*YOUR OBJECTIVE*
Reproduce every entry below precisely; do not include the pictures.

*** Opening of RECORD EXTRACTS ***

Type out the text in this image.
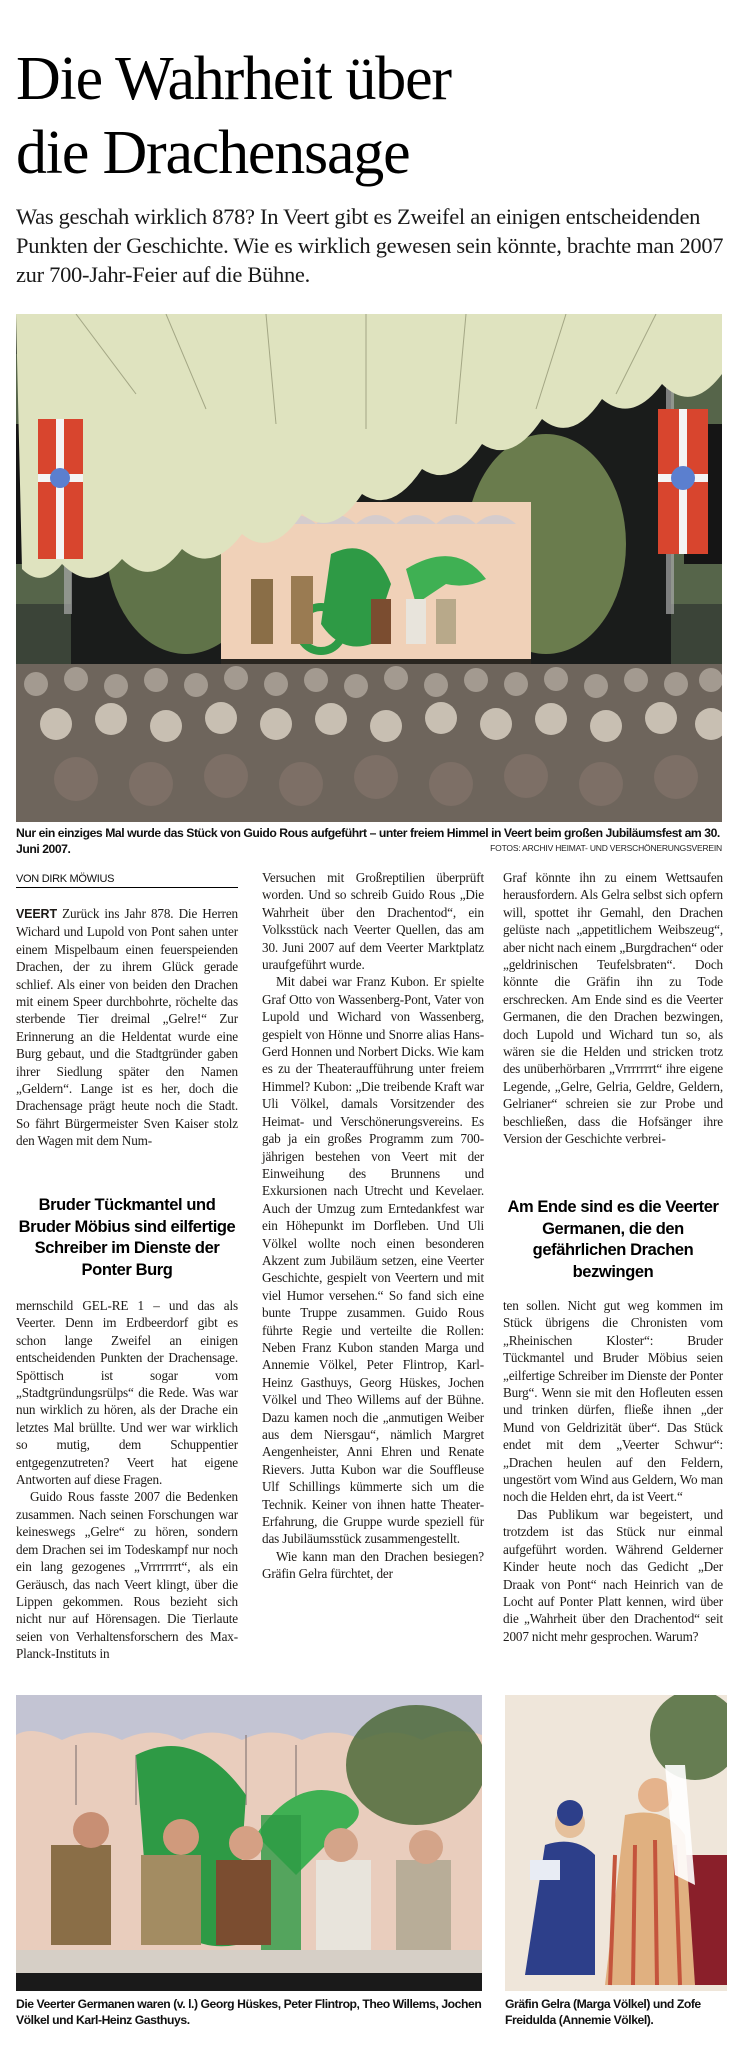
Die Wahrheit über
die Drachensage

Was geschah wirklich 878? In Veert gibt es Zweifel an einigen entscheidenden Punkten der Geschichte. Wie es wirklich gewesen sein könnte, brachte man 2007 zur 700-Jahr-Feier auf die Bühne.

Nur ein einziges Mal wurde das Stück von Guido Rous aufgeführt – unter freiem Himmel in Veert beim großen Jubiläumsfest am 30. Juni 2007.	FOTOS: ARCHIV HEIMAT- UND VERSCHÖNERUNGSVEREIN
VON DIRK MÖWIUS

VEERT Zurück ins Jahr 878. Die Herren Wichard und Lupold von Pont sahen unter einem Mispelbaum einen feuerspeienden Drachen, der zu ihrem Glück gerade schlief. Als einer von beiden den Drachen mit einem Speer durchbohrte, röchelte das sterbende Tier dreimal „Gelre!“ Zur Erinnerung an die Heldentat wurde eine Burg gebaut, und die Stadtgründer gaben ihrer Siedlung später den Namen „Geldern“. Lange ist es her, doch die Drachensage prägt heute noch die Stadt. So fährt Bürgermeister Sven Kaiser stolz den Wagen mit dem Num-

Bruder Tückmantel und Bruder Möbius sind eilfertige Schreiber im Dienste der Ponter Burg

mernschild GEL-RE 1 – und das als Veerter. Denn im Erdbeerdorf gibt es schon lange Zweifel an einigen entscheidenden Punkten der Drachensage. Spöttisch ist sogar vom „Stadtgründungsrülps“ die Rede. Was war nun wirklich zu hören, als der Drache ein letztes Mal brüllte. Und wer war wirklich so mutig, dem Schuppentier entgegenzutreten? Veert hat eigene Antworten auf diese Fragen.

Guido Rous fasste 2007 die Bedenken zusammen. Nach seinen Forschungen war keineswegs „Gelre“ zu hören, sondern dem Drachen sei im Todeskampf nur noch ein lang gezogenes „Vrrrrrrrt“, als ein Geräusch, das nach Veert klingt, über die Lippen gekommen. Rous bezieht sich nicht nur auf Hörensagen. Die Tierlaute seien von Verhaltensforschern des Max-Planck-Instituts in

Versuchen mit Großreptilien überprüft worden. Und so schreib Guido Rous „Die Wahrheit über den Drachentod“, ein Volksstück nach Veerter Quellen, das am 30. Juni 2007 auf dem Veerter Marktplatz uraufgeführt wurde.

Mit dabei war Franz Kubon. Er spielte Graf Otto von Wassenberg-Pont, Vater von Lupold und Wichard von Wassenberg, gespielt von Hönne und Snorre alias Hans-Gerd Honnen und Norbert Dicks. Wie kam es zu der Theateraufführung unter freiem Himmel? Kubon: „Die treibende Kraft war Uli Völkel, damals Vorsitzender des Heimat- und Verschönerungsvereins. Es gab ja ein großes Programm zum 700-jährigen bestehen von Veert mit der Einweihung des Brunnens und Exkursionen nach Utrecht und Kevelaer. Auch der Umzug zum Erntedankfest war ein Höhepunkt im Dorfleben. Und Uli Völkel wollte noch einen besonderen Akzent zum Jubiläum setzen, eine Veerter Geschichte, gespielt von Veertern und mit viel Humor versehen.“ So fand sich eine bunte Truppe zusammen. Guido Rous führte Regie und verteilte die Rollen: Neben Franz Kubon standen Marga und Annemie Völkel, Peter Flintrop, Karl-Heinz Gasthuys, Georg Hüskes, Jochen Völkel und Theo Willems auf der Bühne. Dazu kamen noch die „anmutigen Weiber aus dem Niersgau“, nämlich Margret Aengenheister, Anni Ehren und Renate Rievers. Jutta Kubon war die Souffleuse Ulf Schillings kümmerte sich um die Technik. Keiner von ihnen hatte Theater-Erfahrung, die Gruppe wurde speziell für das Jubiläumsstück zusammengestellt.

Wie kann man den Drachen besiegen? Gräfin Gelra fürchtet, der

Graf könnte ihn zu einem Wettsaufen herausfordern. Als Gelra selbst sich opfern will, spottet ihr Gemahl, den Drachen gelüste nach „appetitlichem Weibszeug“, aber nicht nach einem „Burgdrachen“ oder „geldrinischen Teufelsbraten“. Doch könnte die Gräfin ihn zu Tode erschrecken. Am Ende sind es die Veerter Germanen, die den Drachen bezwingen, doch Lupold und Wichard tun so, als wären sie die Helden und stricken trotz des unüberhörbaren „Vrrrrrrrt“ ihre eigene Legende, „Gelre, Gelria, Geldre, Geldern, Gelrianer“ schreien sie zur Probe und beschließen, dass die Hofsänger ihre Version der Geschichte verbrei-

Am Ende sind es die Veerter Germanen, die den gefährlichen Drachen bezwingen

ten sollen. Nicht gut weg kommen im Stück übrigens die Chronisten vom „Rheinischen Kloster“: Bruder Tückmantel und Bruder Möbius seien „eilfertige Schreiber im Dienste der Ponter Burg“. Wenn sie mit den Hofleuten essen und trinken dürfen, fließe ihnen „der Mund von Geldrizität über“. Das Stück endet mit dem „Veerter Schwur“: „Drachen heulen auf den Feldern, ungestört vom Wind aus Geldern, Wo man noch die Helden ehrt, da ist Veert.“

Das Publikum war begeistert, und trotzdem ist das Stück nur einmal aufgeführt worden. Während Gelderner Kinder heute noch das Gedicht „Der Draak von Pont“ nach Heinrich van de Locht auf Ponter Platt kennen, wird über die „Wahrheit über den Drachentod“ seit 2007 nicht mehr gesprochen. Warum?

Die Veerter Germanen waren (v. l.) Georg Hüskes, Peter Flintrop, Theo Willems, Jochen Völkel und Karl-Heinz Gasthuys.

Gräfin Gelra (Marga Völkel) und Zofe Freidulda (Annemie Völkel).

*** Close of RECORD EXTRACTS ***

*OUTPUT FOR THIS EXERCISE*
Type out the text in this image.
Die Wahrheit über
die Drachensage

Was geschah wirklich 878? In Veert gibt es Zweifel an einigen entscheidenden Punkten der Geschichte. Wie es wirklich gewesen sein könnte, brachte man 2007 zur 700-Jahr-Feier auf die Bühne.

Nur ein einziges Mal wurde das Stück von Guido Rous aufgeführt – unter freiem Himmel in Veert beim großen Jubiläumsfest am 30. Juni 2007.	FOTOS: ARCHIV HEIMAT- UND VERSCHÖNERUNGSVEREIN
VON DIRK MÖWIUS

VEERT Zurück ins Jahr 878. Die Herren Wichard und Lupold von Pont sahen unter einem Mispelbaum einen feuerspeienden Drachen, der zu ihrem Glück gerade schlief. Als einer von beiden den Drachen mit einem Speer durchbohrte, röchelte das sterbende Tier dreimal „Gelre!“ Zur Erinnerung an die Heldentat wurde eine Burg gebaut, und die Stadtgründer gaben ihrer Siedlung später den Namen „Geldern“. Lange ist es her, doch die Drachensage prägt heute noch die Stadt. So fährt Bürgermeister Sven Kaiser stolz den Wagen mit dem Num-

Bruder Tückmantel und Bruder Möbius sind eilfertige Schreiber im Dienste der Ponter Burg

mernschild GEL-RE 1 – und das als Veerter. Denn im Erdbeerdorf gibt es schon lange Zweifel an einigen entscheidenden Punkten der Drachensage. Spöttisch ist sogar vom „Stadtgründungsrülps“ die Rede. Was war nun wirklich zu hören, als der Drache ein letztes Mal brüllte. Und wer war wirklich so mutig, dem Schuppentier entgegenzutreten? Veert hat eigene Antworten auf diese Fragen.

Guido Rous fasste 2007 die Bedenken zusammen. Nach seinen Forschungen war keineswegs „Gelre“ zu hören, sondern dem Drachen sei im Todeskampf nur noch ein lang gezogenes „Vrrrrrrrt“, als ein Geräusch, das nach Veert klingt, über die Lippen gekommen. Rous bezieht sich nicht nur auf Hörensagen. Die Tierlaute seien von Verhaltensforschern des Max-Planck-Instituts in

Versuchen mit Großreptilien überprüft worden. Und so schreib Guido Rous „Die Wahrheit über den Drachentod“, ein Volksstück nach Veerter Quellen, das am 30. Juni 2007 auf dem Veerter Marktplatz uraufgeführt wurde.

Mit dabei war Franz Kubon. Er spielte Graf Otto von Wassenberg-Pont, Vater von Lupold und Wichard von Wassenberg, gespielt von Hönne und Snorre alias Hans-Gerd Honnen und Norbert Dicks. Wie kam es zu der Theateraufführung unter freiem Himmel? Kubon: „Die treibende Kraft war Uli Völkel, damals Vorsitzender des Heimat- und Verschönerungsvereins. Es gab ja ein großes Programm zum 700-jährigen bestehen von Veert mit der Einweihung des Brunnens und Exkursionen nach Utrecht und Kevelaer. Auch der Umzug zum Erntedankfest war ein Höhepunkt im Dorfleben. Und Uli Völkel wollte noch einen besonderen Akzent zum Jubiläum setzen, eine Veerter Geschichte, gespielt von Veertern und mit viel Humor versehen.“ So fand sich eine bunte Truppe zusammen. Guido Rous führte Regie und verteilte die Rollen: Neben Franz Kubon standen Marga und Annemie Völkel, Peter Flintrop, Karl-Heinz Gasthuys, Georg Hüskes, Jochen Völkel und Theo Willems auf der Bühne. Dazu kamen noch die „anmutigen Weiber aus dem Niersgau“, nämlich Margret Aengenheister, Anni Ehren und Renate Rievers. Jutta Kubon war die Souffleuse Ulf Schillings kümmerte sich um die Technik. Keiner von ihnen hatte Theater-Erfahrung, die Gruppe wurde speziell für das Jubiläumsstück zusammengestellt.

Wie kann man den Drachen besiegen? Gräfin Gelra fürchtet, der

Graf könnte ihn zu einem Wettsaufen herausfordern. Als Gelra selbst sich opfern will, spottet ihr Gemahl, den Drachen gelüste nach „appetitlichem Weibszeug“, aber nicht nach einem „Burgdrachen“ oder „geldrinischen Teufelsbraten“. Doch könnte die Gräfin ihn zu Tode erschrecken. Am Ende sind es die Veerter Germanen, die den Drachen bezwingen, doch Lupold und Wichard tun so, als wären sie die Helden und stricken trotz des unüberhörbaren „Vrrrrrrrt“ ihre eigene Legende, „Gelre, Gelria, Geldre, Geldern, Gelrianer“ schreien sie zur Probe und beschließen, dass die Hofsänger ihre Version der Geschichte verbrei-

Am Ende sind es die Veerter Germanen, die den gefährlichen Drachen bezwingen

ten sollen. Nicht gut weg kommen im Stück übrigens die Chronisten vom „Rheinischen Kloster“: Bruder Tückmantel und Bruder Möbius seien „eilfertige Schreiber im Dienste der Ponter Burg“. Wenn sie mit den Hofleuten essen und trinken dürfen, fließe ihnen „der Mund von Geldrizität über“. Das Stück endet mit dem „Veerter Schwur“: „Drachen heulen auf den Feldern, ungestört vom Wind aus Geldern, Wo man noch die Helden ehrt, da ist Veert.“

Das Publikum war begeistert, und trotzdem ist das Stück nur einmal aufgeführt worden. Während Gelderner Kinder heute noch das Gedicht „Der Draak von Pont“ nach Heinrich van de Locht auf Ponter Platt kennen, wird über die „Wahrheit über den Drachentod“ seit 2007 nicht mehr gesprochen. Warum?

Die Veerter Germanen waren (v. l.) Georg Hüskes, Peter Flintrop, Theo Willems, Jochen Völkel und Karl-Heinz Gasthuys.

Gräfin Gelra (Marga Völkel) und Zofe Freidulda (Annemie Völkel).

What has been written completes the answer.